(begin)

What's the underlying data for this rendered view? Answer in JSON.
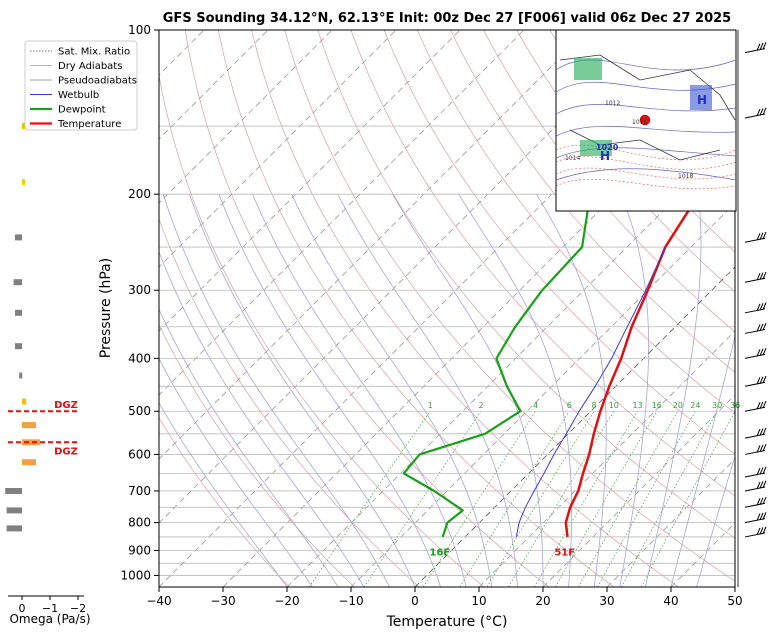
{
  "chart_data": {
    "type": "line",
    "title": "GFS Sounding 34.12°N, 62.13°E Init: 00z Dec 27 [F006] valid 06z Dec 27 2025",
    "xlabel": "Temperature (°C)",
    "ylabel": "Pressure (hPa)",
    "xlim": [
      -40,
      50
    ],
    "ylim": [
      1050,
      100
    ],
    "y_scale": "log",
    "grid": true,
    "x_ticks": [
      -40,
      -30,
      -20,
      -10,
      0,
      10,
      20,
      30,
      40,
      50
    ],
    "y_ticks": [
      100,
      200,
      300,
      400,
      500,
      600,
      700,
      800,
      900,
      1000
    ],
    "legend": {
      "position": "top-left",
      "entries": [
        {
          "label": "Sat. Mix. Ratio",
          "color": "#777777",
          "style": "dotted"
        },
        {
          "label": "Dry Adiabats",
          "color": "#d9a0a0",
          "style": "solid"
        },
        {
          "label": "Pseudoadiabats",
          "color": "#8fb08f",
          "style": "solid"
        },
        {
          "label": "Wetbulb",
          "color": "#3b3bd6",
          "style": "solid"
        },
        {
          "label": "Dewpoint",
          "color": "#18a018",
          "style": "solid"
        },
        {
          "label": "Temperature",
          "color": "#e01010",
          "style": "solid"
        }
      ]
    },
    "series": [
      {
        "name": "Temperature",
        "color": "#e01010",
        "points": [
          [
            850,
            16
          ],
          [
            800,
            13.5
          ],
          [
            750,
            11.8
          ],
          [
            700,
            10.5
          ],
          [
            650,
            8.5
          ],
          [
            600,
            6.5
          ],
          [
            550,
            4.0
          ],
          [
            500,
            1.5
          ],
          [
            450,
            -1.0
          ],
          [
            400,
            -3.5
          ],
          [
            350,
            -6.8
          ],
          [
            300,
            -10.0
          ],
          [
            250,
            -14.0
          ],
          [
            200,
            -17.0
          ],
          [
            150,
            -15.5
          ],
          [
            100,
            -22.0
          ]
        ]
      },
      {
        "name": "Dewpoint",
        "color": "#18a018",
        "points": [
          [
            850,
            -3.5
          ],
          [
            800,
            -5.0
          ],
          [
            760,
            -4.5
          ],
          [
            700,
            -12.0
          ],
          [
            650,
            -19.5
          ],
          [
            600,
            -20.0
          ],
          [
            550,
            -13.0
          ],
          [
            500,
            -11.0
          ],
          [
            450,
            -17.0
          ],
          [
            400,
            -23.0
          ],
          [
            350,
            -25.0
          ],
          [
            300,
            -26.5
          ],
          [
            250,
            -27.0
          ],
          [
            200,
            -34.0
          ],
          [
            150,
            -46.0
          ],
          [
            100,
            -45.0
          ]
        ]
      },
      {
        "name": "Wetbulb",
        "color": "#3b3bd6",
        "points": [
          [
            850,
            8.0
          ],
          [
            800,
            6.2
          ],
          [
            750,
            4.8
          ],
          [
            700,
            3.6
          ],
          [
            650,
            2.4
          ],
          [
            600,
            1.0
          ],
          [
            550,
            -0.3
          ],
          [
            500,
            -1.8
          ],
          [
            450,
            -3.2
          ],
          [
            400,
            -5.0
          ],
          [
            350,
            -7.5
          ],
          [
            300,
            -10.3
          ],
          [
            250,
            -14.0
          ]
        ]
      }
    ],
    "annotations": [
      {
        "text": "16F",
        "color": "#18a018",
        "pressure": 860,
        "temperature": -3.5
      },
      {
        "text": "51F",
        "color": "#e01010",
        "pressure": 860,
        "temperature": 16
      }
    ],
    "mixing_ratio_labels": [
      "1",
      "2",
      "4",
      "6",
      "8",
      "10",
      "13",
      "16",
      "20",
      "24",
      "30",
      "36"
    ],
    "omega_panel": {
      "xlabel": "Omega (Pa/s)",
      "x_ticks": [
        "0",
        "−1",
        "−2"
      ],
      "dgz_label": "DGZ",
      "dgz_color": "#e01010",
      "bars": [
        {
          "pressure": 700,
          "value": 0.6,
          "color": "#808080"
        },
        {
          "pressure": 760,
          "value": 0.55,
          "color": "#808080"
        },
        {
          "pressure": 820,
          "value": 0.55,
          "color": "#808080"
        },
        {
          "pressure": 620,
          "value": -0.5,
          "color": "#f4a040"
        },
        {
          "pressure": 570,
          "value": -0.65,
          "color": "#f4a040"
        },
        {
          "pressure": 530,
          "value": -0.5,
          "color": "#f4a040"
        },
        {
          "pressure": 480,
          "value": -0.15,
          "color": "#f4c000"
        },
        {
          "pressure": 430,
          "value": 0.1,
          "color": "#808080"
        },
        {
          "pressure": 380,
          "value": 0.25,
          "color": "#808080"
        },
        {
          "pressure": 330,
          "value": 0.25,
          "color": "#808080"
        },
        {
          "pressure": 290,
          "value": 0.3,
          "color": "#808080"
        },
        {
          "pressure": 240,
          "value": 0.25,
          "color": "#808080"
        },
        {
          "pressure": 190,
          "value": -0.05,
          "color": "#f4d000"
        },
        {
          "pressure": 150,
          "value": -0.1,
          "color": "#f4c000"
        }
      ],
      "dgz_pressures": [
        500,
        570
      ]
    },
    "inset_map": {
      "labels": [
        "1020",
        "1014",
        "1016",
        "1018",
        "1012"
      ],
      "high_marker": "H"
    }
  }
}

(end)

## WHAT IS EXPECTED:
Write out the listing word for word, omitting the pictures it holds.

## COMPLETE OUTPUT:
What's the underlying data for this rendered view? Answer in JSON.
{
  "chart_data": {
    "type": "line",
    "title": "GFS Sounding 34.12°N, 62.13°E Init: 00z Dec 27 [F006] valid 06z Dec 27 2025",
    "xlabel": "Temperature (°C)",
    "ylabel": "Pressure (hPa)",
    "xlim": [
      -40,
      50
    ],
    "ylim": [
      1050,
      100
    ],
    "y_scale": "log",
    "grid": true,
    "x_ticks": [
      -40,
      -30,
      -20,
      -10,
      0,
      10,
      20,
      30,
      40,
      50
    ],
    "y_ticks": [
      100,
      200,
      300,
      400,
      500,
      600,
      700,
      800,
      900,
      1000
    ],
    "legend": {
      "position": "top-left",
      "entries": [
        {
          "label": "Sat. Mix. Ratio",
          "color": "#777777",
          "style": "dotted"
        },
        {
          "label": "Dry Adiabats",
          "color": "#d9a0a0",
          "style": "solid"
        },
        {
          "label": "Pseudoadiabats",
          "color": "#8fb08f",
          "style": "solid"
        },
        {
          "label": "Wetbulb",
          "color": "#3b3bd6",
          "style": "solid"
        },
        {
          "label": "Dewpoint",
          "color": "#18a018",
          "style": "solid"
        },
        {
          "label": "Temperature",
          "color": "#e01010",
          "style": "solid"
        }
      ]
    },
    "series": [
      {
        "name": "Temperature",
        "color": "#e01010",
        "points": [
          [
            850,
            16
          ],
          [
            800,
            13.5
          ],
          [
            750,
            11.8
          ],
          [
            700,
            10.5
          ],
          [
            650,
            8.5
          ],
          [
            600,
            6.5
          ],
          [
            550,
            4.0
          ],
          [
            500,
            1.5
          ],
          [
            450,
            -1.0
          ],
          [
            400,
            -3.5
          ],
          [
            350,
            -6.8
          ],
          [
            300,
            -10.0
          ],
          [
            250,
            -14.0
          ],
          [
            200,
            -17.0
          ],
          [
            150,
            -15.5
          ],
          [
            100,
            -22.0
          ]
        ]
      },
      {
        "name": "Dewpoint",
        "color": "#18a018",
        "points": [
          [
            850,
            -3.5
          ],
          [
            800,
            -5.0
          ],
          [
            760,
            -4.5
          ],
          [
            700,
            -12.0
          ],
          [
            650,
            -19.5
          ],
          [
            600,
            -20.0
          ],
          [
            550,
            -13.0
          ],
          [
            500,
            -11.0
          ],
          [
            450,
            -17.0
          ],
          [
            400,
            -23.0
          ],
          [
            350,
            -25.0
          ],
          [
            300,
            -26.5
          ],
          [
            250,
            -27.0
          ],
          [
            200,
            -34.0
          ],
          [
            150,
            -46.0
          ],
          [
            100,
            -45.0
          ]
        ]
      },
      {
        "name": "Wetbulb",
        "color": "#3b3bd6",
        "points": [
          [
            850,
            8.0
          ],
          [
            800,
            6.2
          ],
          [
            750,
            4.8
          ],
          [
            700,
            3.6
          ],
          [
            650,
            2.4
          ],
          [
            600,
            1.0
          ],
          [
            550,
            -0.3
          ],
          [
            500,
            -1.8
          ],
          [
            450,
            -3.2
          ],
          [
            400,
            -5.0
          ],
          [
            350,
            -7.5
          ],
          [
            300,
            -10.3
          ],
          [
            250,
            -14.0
          ]
        ]
      }
    ],
    "annotations": [
      {
        "text": "16F",
        "color": "#18a018",
        "pressure": 860,
        "temperature": -3.5
      },
      {
        "text": "51F",
        "color": "#e01010",
        "pressure": 860,
        "temperature": 16
      }
    ],
    "mixing_ratio_labels": [
      "1",
      "2",
      "4",
      "6",
      "8",
      "10",
      "13",
      "16",
      "20",
      "24",
      "30",
      "36"
    ],
    "omega_panel": {
      "xlabel": "Omega (Pa/s)",
      "x_ticks": [
        "0",
        "−1",
        "−2"
      ],
      "dgz_label": "DGZ",
      "dgz_color": "#e01010",
      "bars": [
        {
          "pressure": 700,
          "value": 0.6,
          "color": "#808080"
        },
        {
          "pressure": 760,
          "value": 0.55,
          "color": "#808080"
        },
        {
          "pressure": 820,
          "value": 0.55,
          "color": "#808080"
        },
        {
          "pressure": 620,
          "value": -0.5,
          "color": "#f4a040"
        },
        {
          "pressure": 570,
          "value": -0.65,
          "color": "#f4a040"
        },
        {
          "pressure": 530,
          "value": -0.5,
          "color": "#f4a040"
        },
        {
          "pressure": 480,
          "value": -0.15,
          "color": "#f4c000"
        },
        {
          "pressure": 430,
          "value": 0.1,
          "color": "#808080"
        },
        {
          "pressure": 380,
          "value": 0.25,
          "color": "#808080"
        },
        {
          "pressure": 330,
          "value": 0.25,
          "color": "#808080"
        },
        {
          "pressure": 290,
          "value": 0.3,
          "color": "#808080"
        },
        {
          "pressure": 240,
          "value": 0.25,
          "color": "#808080"
        },
        {
          "pressure": 190,
          "value": -0.05,
          "color": "#f4d000"
        },
        {
          "pressure": 150,
          "value": -0.1,
          "color": "#f4c000"
        }
      ],
      "dgz_pressures": [
        500,
        570
      ]
    },
    "inset_map": {
      "labels": [
        "1020",
        "1014",
        "1016",
        "1018",
        "1012"
      ],
      "high_marker": "H"
    }
  }
}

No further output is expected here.